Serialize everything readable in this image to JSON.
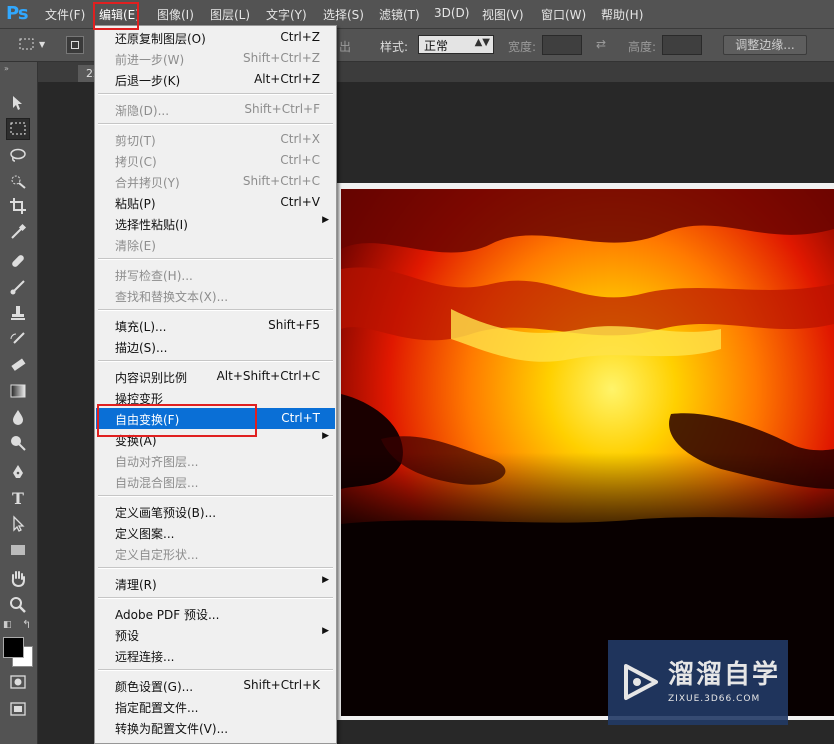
{
  "app": {
    "logo": "Ps"
  },
  "menubar": [
    {
      "label": "文件(F)"
    },
    {
      "label": "编辑(E)"
    },
    {
      "label": "图像(I)"
    },
    {
      "label": "图层(L)"
    },
    {
      "label": "文字(Y)"
    },
    {
      "label": "选择(S)"
    },
    {
      "label": "滤镜(T)"
    },
    {
      "label": "3D(D)"
    },
    {
      "label": "视图(V)"
    },
    {
      "label": "窗口(W)"
    },
    {
      "label": "帮助(H)"
    }
  ],
  "options": {
    "partial_label": "出",
    "style_label": "样式:",
    "style_value": "正常",
    "width_label": "宽度:",
    "height_label": "高度:",
    "refine_edge": "调整边缘..."
  },
  "document": {
    "tab": "22536420"
  },
  "edit_menu": {
    "items": [
      {
        "label": "还原复制图层(O)",
        "shortcut": "Ctrl+Z"
      },
      {
        "label": "前进一步(W)",
        "shortcut": "Shift+Ctrl+Z"
      },
      {
        "label": "后退一步(K)",
        "shortcut": "Alt+Ctrl+Z"
      },
      {
        "label": "渐隐(D)...",
        "shortcut": "Shift+Ctrl+F"
      },
      {
        "label": "剪切(T)",
        "shortcut": "Ctrl+X"
      },
      {
        "label": "拷贝(C)",
        "shortcut": "Ctrl+C"
      },
      {
        "label": "合并拷贝(Y)",
        "shortcut": "Shift+Ctrl+C"
      },
      {
        "label": "粘贴(P)",
        "shortcut": "Ctrl+V"
      },
      {
        "label": "选择性粘贴(I)",
        "shortcut": ""
      },
      {
        "label": "清除(E)",
        "shortcut": ""
      },
      {
        "label": "拼写检查(H)...",
        "shortcut": ""
      },
      {
        "label": "查找和替换文本(X)...",
        "shortcut": ""
      },
      {
        "label": "填充(L)...",
        "shortcut": "Shift+F5"
      },
      {
        "label": "描边(S)...",
        "shortcut": ""
      },
      {
        "label": "内容识别比例",
        "shortcut": "Alt+Shift+Ctrl+C"
      },
      {
        "label": "操控变形",
        "shortcut": ""
      },
      {
        "label": "自由变换(F)",
        "shortcut": "Ctrl+T"
      },
      {
        "label": "变换(A)",
        "shortcut": ""
      },
      {
        "label": "自动对齐图层...",
        "shortcut": ""
      },
      {
        "label": "自动混合图层...",
        "shortcut": ""
      },
      {
        "label": "定义画笔预设(B)...",
        "shortcut": ""
      },
      {
        "label": "定义图案...",
        "shortcut": ""
      },
      {
        "label": "定义自定形状...",
        "shortcut": ""
      },
      {
        "label": "清理(R)",
        "shortcut": ""
      },
      {
        "label": "Adobe PDF 预设...",
        "shortcut": ""
      },
      {
        "label": "预设",
        "shortcut": ""
      },
      {
        "label": "远程连接...",
        "shortcut": ""
      },
      {
        "label": "颜色设置(G)...",
        "shortcut": "Shift+Ctrl+K"
      },
      {
        "label": "指定配置文件...",
        "shortcut": ""
      },
      {
        "label": "转换为配置文件(V)...",
        "shortcut": ""
      }
    ]
  },
  "watermark": {
    "title": "溜溜自学",
    "subtitle": "ZIXUE.3D66.COM"
  },
  "colors": {
    "highlight": "#0a6fd6",
    "annotation_red": "#e02020",
    "ps_blue": "#31a8ff"
  }
}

_STATED GOAL_
Go through the material and copy out every line with "Shift" in it.

_RESULT OF THE TASK_
        "shortcut": "Shift+Ctrl+Z"
        "shortcut": "Shift+Ctrl+F"
        "shortcut": "Shift+Ctrl+C"
        "shortcut": "Shift+F5"
        "shortcut": "Alt+Shift+Ctrl+C"
        "shortcut": "Shift+Ctrl+K"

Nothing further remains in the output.